:: VORLIEGENDER TEXT ::
+++++

Das Berufungsgericht hat es einstimmig abgelehnt, den US-Einreisestopp wieder in Kraft zu setzen. Donald Trump twitterte sofort: "Wir sehen uns vor Gericht". Wie es weiter geht und was bisher geschah, erklärt Kirk W. Junker.
LTO: Das Berufungsgericht in San Francisco hat in der Nacht die Entscheidung eines Gerichts in Washington bestätigt, den Einreisestopp für Staatsangehörige aus sieben muslimischen Ländern vorerst außer Kraft zu setzen. Herr Professor Junker, wie begründet sich die Zuständigkeit in Kalifornien?
Junker: Es gibt 13 Bundesberufungsgerichtsbezirke. Jeder Federal Circuit Court (Berufungsgericht) hat einen zentralen Sitz - der des hier betroffenen 9. Circuit ist in San Francisco. Diesem Bezirk gehören 9 Bundesstaaten an, zu diesen zählen sowohl Kalifornien als auch Washington.
LTO: Präsident Trump hat unmittelbar nach dem Urteil getwittert, dass man sich vor Gericht sehen werde. Das nächste zuständige Gericht ist nun der Supreme Court. Wie könnte es dort weiter gehen – insbesondere im Hinblick darauf, dass eine Richterstelle am Supreme Court noch nicht besetzt ist?
Junker: Es war absehbar, dass die Entscheidung des Berufungsgerichts in San Francisco nicht das Ende der juristischen Auseinandersetzung sein würde.
Die Aussetzung der einstweiligen Verfügung kann vor den US Supreme Court gebracht werden. Es liegt im Ermessen des US Supreme Courts, ob er den Fall zur Entscheidung annimmt; verpflichtet ist er dazu nicht. Häufig nimmt er solche Fälle an, in denen verschiedene Gerichte oder Berufungsgerichte unterschiedliche Meinungen vertreten. Der US Supreme Court kann dann mit seinem Urteil eine einheitliche Rechtslage für die gesamte USA schaffen.
Aber in der Hauptsache muss zunächst der District Court entscheiden, dann kann im Rahmen des Hauptsacheverfahrens Berufung eingelegt werden (beim Circuit Court). Erst dann kann auch das Hauptsacheverfahren vor den US Supreme Court gebracht werden.

+++++

[Rohe Datensätze]

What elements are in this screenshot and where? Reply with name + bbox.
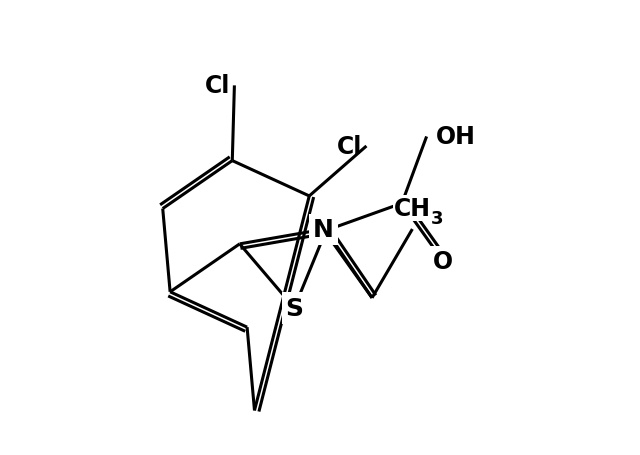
Text: O: O [433, 250, 453, 274]
Text: N: N [313, 218, 334, 242]
Text: Cl: Cl [205, 74, 230, 98]
Text: CH: CH [394, 197, 431, 221]
Text: S: S [285, 296, 303, 320]
Text: Cl: Cl [337, 135, 362, 159]
Text: 3: 3 [431, 209, 444, 228]
Text: OH: OH [436, 125, 476, 149]
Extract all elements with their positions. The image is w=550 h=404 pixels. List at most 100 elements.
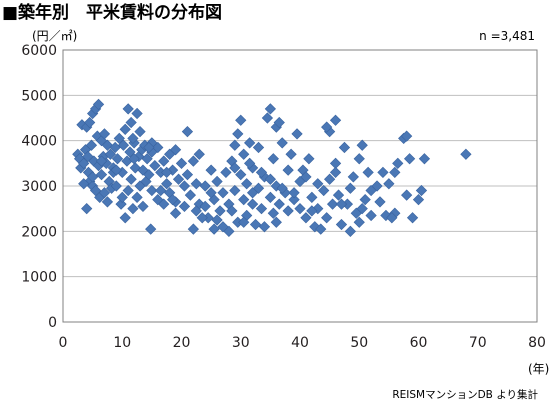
data-point <box>143 169 155 181</box>
data-point <box>190 178 202 190</box>
data-point <box>81 203 93 215</box>
data-point <box>235 169 247 181</box>
data-point <box>184 189 197 201</box>
data-point <box>92 98 105 111</box>
data-point <box>116 191 128 203</box>
data-point <box>124 146 136 158</box>
data-point <box>158 198 170 210</box>
data-point <box>211 175 223 188</box>
x-tick-label: 0 <box>59 335 68 351</box>
data-point <box>125 116 137 129</box>
data-point <box>255 203 268 215</box>
data-point <box>141 153 153 165</box>
data-point <box>273 116 285 129</box>
data-point <box>78 178 90 190</box>
data-point <box>217 187 229 199</box>
data-point <box>353 216 365 228</box>
data-point <box>158 155 170 167</box>
data-point <box>389 166 401 179</box>
x-tick-label: 20 <box>173 335 191 351</box>
data-point <box>111 153 124 165</box>
data-point <box>365 209 377 222</box>
data-point <box>401 130 413 142</box>
plot-frame <box>62 49 538 323</box>
x-tick-label: 40 <box>291 335 309 351</box>
data-point <box>241 178 253 190</box>
x-tick-label: 80 <box>528 335 546 351</box>
x-tick-label: 10 <box>113 335 131 351</box>
x-unit-label: (年) <box>528 362 549 376</box>
data-point <box>238 216 250 228</box>
data-point <box>353 153 365 165</box>
data-point <box>226 205 238 217</box>
data-point <box>208 223 220 235</box>
data-point <box>229 184 241 197</box>
data-point <box>145 223 157 235</box>
data-point <box>344 182 356 194</box>
data-point <box>214 205 226 217</box>
data-point <box>129 162 141 174</box>
data-point <box>356 203 368 215</box>
data-point <box>98 187 111 199</box>
data-point <box>282 205 294 217</box>
data-point <box>95 155 108 167</box>
data-point <box>199 180 211 192</box>
data-point <box>172 173 185 185</box>
data-point <box>415 184 428 197</box>
data-point <box>264 191 276 203</box>
data-point <box>264 173 276 185</box>
data-point <box>95 169 108 181</box>
data-point <box>335 198 348 210</box>
y-tick-label: 5000 <box>21 88 57 104</box>
data-point <box>101 196 114 208</box>
data-point <box>161 166 173 179</box>
data-point <box>401 189 413 201</box>
data-point <box>291 128 303 140</box>
data-point <box>122 103 134 115</box>
data-point <box>244 137 256 149</box>
y-unit-label: (円／㎡) <box>32 29 77 43</box>
data-point <box>115 198 127 210</box>
data-point <box>285 148 297 160</box>
data-point <box>217 221 229 233</box>
chart-title: ■築年別 平米賃料の分布図 <box>2 2 222 23</box>
y-tick-label: 1000 <box>21 270 57 286</box>
data-point <box>89 184 102 197</box>
data-point <box>143 141 155 154</box>
data-point <box>347 171 359 183</box>
data-markers <box>72 98 472 237</box>
data-point <box>196 212 208 224</box>
data-point <box>125 173 137 185</box>
data-point <box>338 141 351 154</box>
data-point <box>232 128 244 140</box>
data-point <box>315 223 327 235</box>
data-point <box>220 166 232 179</box>
data-point <box>169 144 182 156</box>
y-axis-ticks: 0 1000 2000 3000 4000 5000 6000 <box>21 43 57 331</box>
data-point <box>119 123 131 135</box>
y-tick-label: 4000 <box>21 134 57 150</box>
data-point <box>326 198 339 210</box>
y-tick-label: 0 <box>48 315 57 331</box>
data-point <box>344 225 356 237</box>
data-point <box>98 128 111 140</box>
sample-size-label: n =3,481 <box>479 29 535 43</box>
data-point <box>258 221 271 233</box>
data-point <box>235 114 247 126</box>
data-point <box>119 212 131 224</box>
data-point <box>82 150 94 163</box>
x-tick-label: 30 <box>232 335 250 351</box>
data-point <box>371 180 383 192</box>
data-point <box>113 132 125 145</box>
data-point <box>178 200 191 213</box>
data-point <box>149 159 161 172</box>
data-point <box>288 187 300 199</box>
data-point <box>85 139 98 151</box>
data-point <box>329 114 342 126</box>
data-point <box>127 203 139 215</box>
data-point <box>403 153 416 165</box>
data-point <box>276 182 288 194</box>
x-tick-label: 60 <box>410 335 428 351</box>
data-point <box>246 187 259 199</box>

+++++

:: ZU ERLEDIGEN ::
1: Aktualisiere in den Datensätzen die Zeilen, beginnend mit der Zeile, die "Text: O: O [433, 250, 453, 274]" enthält, und endend mit der Zeile, die "Text: OH: OH [436, 125, 476, 149]" enthält, indem du "Cl" durch "Br" ersetzt und alles andere unverändert lässt.
2: Schreibe den Text über den US-Einreisestopp vor Gericht im Anschluss an seinen letzten Satz weiter.

:: LÖSUNGEN ZUR ÜBUNG ::
1:
Text: O: O [433, 250, 453, 274]
Text: N: N [313, 218, 334, 242]
Text: Br: Br [205, 74, 230, 98]
Text: CH: CH [394, 197, 431, 221]
Text: S: S [285, 296, 303, 320]
Text: Br: Br [337, 135, 362, 159]
Text: 3: 3 [431, 209, 444, 228]
Text: OH: OH [436, 125, 476, 149]

2:
"Der Supreme Court wird sich nicht an parteipolitischen Erwägungen orientieren"
LTO: Donald Trump hält die Entscheidung aus San Francisco nach eigenem Bekunden für "politisch". Wie politisch wäre eine Entscheidung des Supreme Court, bei dem die Stelle des im Februar verstorbenen Richters Antonin Scalia ja bislang vakant ist?
Junker: Wenn der Supreme Court den Fall übernimmt, wird er wahrscheinlich aufgrund der Sachlage entscheiden und sich nicht an parteipolitischen Erwägungen orientieren. Eine parteipolitische Entscheidung würde das Gericht im Verhältnis vier zu vier spalten, weil ein Sitz noch immer frei ist. Dies würde keine Entscheidung ermöglichen, sodass dann die Entscheidung des neunten Bezirksgerichts die endgültige wäre.
Wie alle US-Gerichte unterliegt auch der US Supreme Court keinem juristischen Zeitlimit, um eine Entscheidung zu treffen. Angesichts der Dringlichkeit der Situation würde er aber wahrscheinlich innerhalb einiger Tage, oder höchstens einiger Wochen eine Entscheidung treffen.
LTO: Die Bundesstaaten haben innerhalb weniger Tage im Eilverfahren die Aussetzung des Erlasses zum Einreisestopp erwirkt. Sind diese Eilverfahren mit denen in Deutschland vergleichbar oder auf welcher Grundlage entscheiden Richter über das Dekret von US-Präsident Donald Trump?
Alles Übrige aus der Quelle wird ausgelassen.